— Records supplied —
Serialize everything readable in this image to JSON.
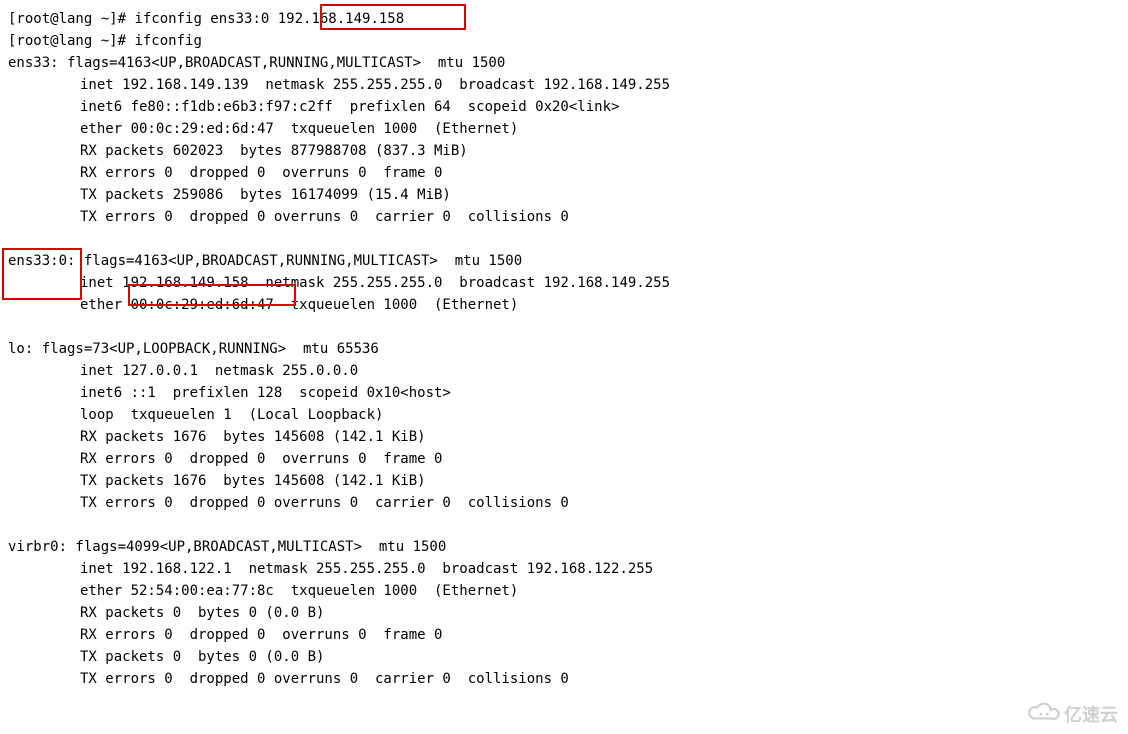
{
  "prompt": "[root@lang ~]# ",
  "cmd1": "ifconfig ens33:0 192.168.149.158",
  "cmd2": "ifconfig",
  "ens33": {
    "header": "ens33: flags=4163<UP,BROADCAST,RUNNING,MULTICAST>  mtu 1500",
    "l1": "inet 192.168.149.139  netmask 255.255.255.0  broadcast 192.168.149.255",
    "l2": "inet6 fe80::f1db:e6b3:f97:c2ff  prefixlen 64  scopeid 0x20<link>",
    "l3": "ether 00:0c:29:ed:6d:47  txqueuelen 1000  (Ethernet)",
    "l4": "RX packets 602023  bytes 877988708 (837.3 MiB)",
    "l5": "RX errors 0  dropped 0  overruns 0  frame 0",
    "l6": "TX packets 259086  bytes 16174099 (15.4 MiB)",
    "l7": "TX errors 0  dropped 0 overruns 0  carrier 0  collisions 0"
  },
  "ens33_0": {
    "header": "ens33:0: flags=4163<UP,BROADCAST,RUNNING,MULTICAST>  mtu 1500",
    "l1": "inet 192.168.149.158  netmask 255.255.255.0  broadcast 192.168.149.255",
    "l2": "ether 00:0c:29:ed:6d:47  txqueuelen 1000  (Ethernet)"
  },
  "lo": {
    "header": "lo: flags=73<UP,LOOPBACK,RUNNING>  mtu 65536",
    "l1": "inet 127.0.0.1  netmask 255.0.0.0",
    "l2": "inet6 ::1  prefixlen 128  scopeid 0x10<host>",
    "l3": "loop  txqueuelen 1  (Local Loopback)",
    "l4": "RX packets 1676  bytes 145608 (142.1 KiB)",
    "l5": "RX errors 0  dropped 0  overruns 0  frame 0",
    "l6": "TX packets 1676  bytes 145608 (142.1 KiB)",
    "l7": "TX errors 0  dropped 0 overruns 0  carrier 0  collisions 0"
  },
  "virbr0": {
    "header": "virbr0: flags=4099<UP,BROADCAST,MULTICAST>  mtu 1500",
    "l1": "inet 192.168.122.1  netmask 255.255.255.0  broadcast 192.168.122.255",
    "l2": "ether 52:54:00:ea:77:8c  txqueuelen 1000  (Ethernet)",
    "l3": "RX packets 0  bytes 0 (0.0 B)",
    "l4": "RX errors 0  dropped 0  overruns 0  frame 0",
    "l5": "TX packets 0  bytes 0 (0.0 B)",
    "l6": "TX errors 0  dropped 0 overruns 0  carrier 0  collisions 0"
  },
  "highlights": {
    "cmd_ip": "192.168.149.158",
    "iface_label": "ens33:0:",
    "inet_ip": "192.168.149.158"
  },
  "watermark_text": "亿速云"
}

— What you are asked to do —
Pick out all lines containing the string "scopeid".

— Written solution —
    "l2": "inet6 fe80::f1db:e6b3:f97:c2ff  prefixlen 64  scopeid 0x20<link>",
    "l2": "inet6 ::1  prefixlen 128  scopeid 0x10<host>",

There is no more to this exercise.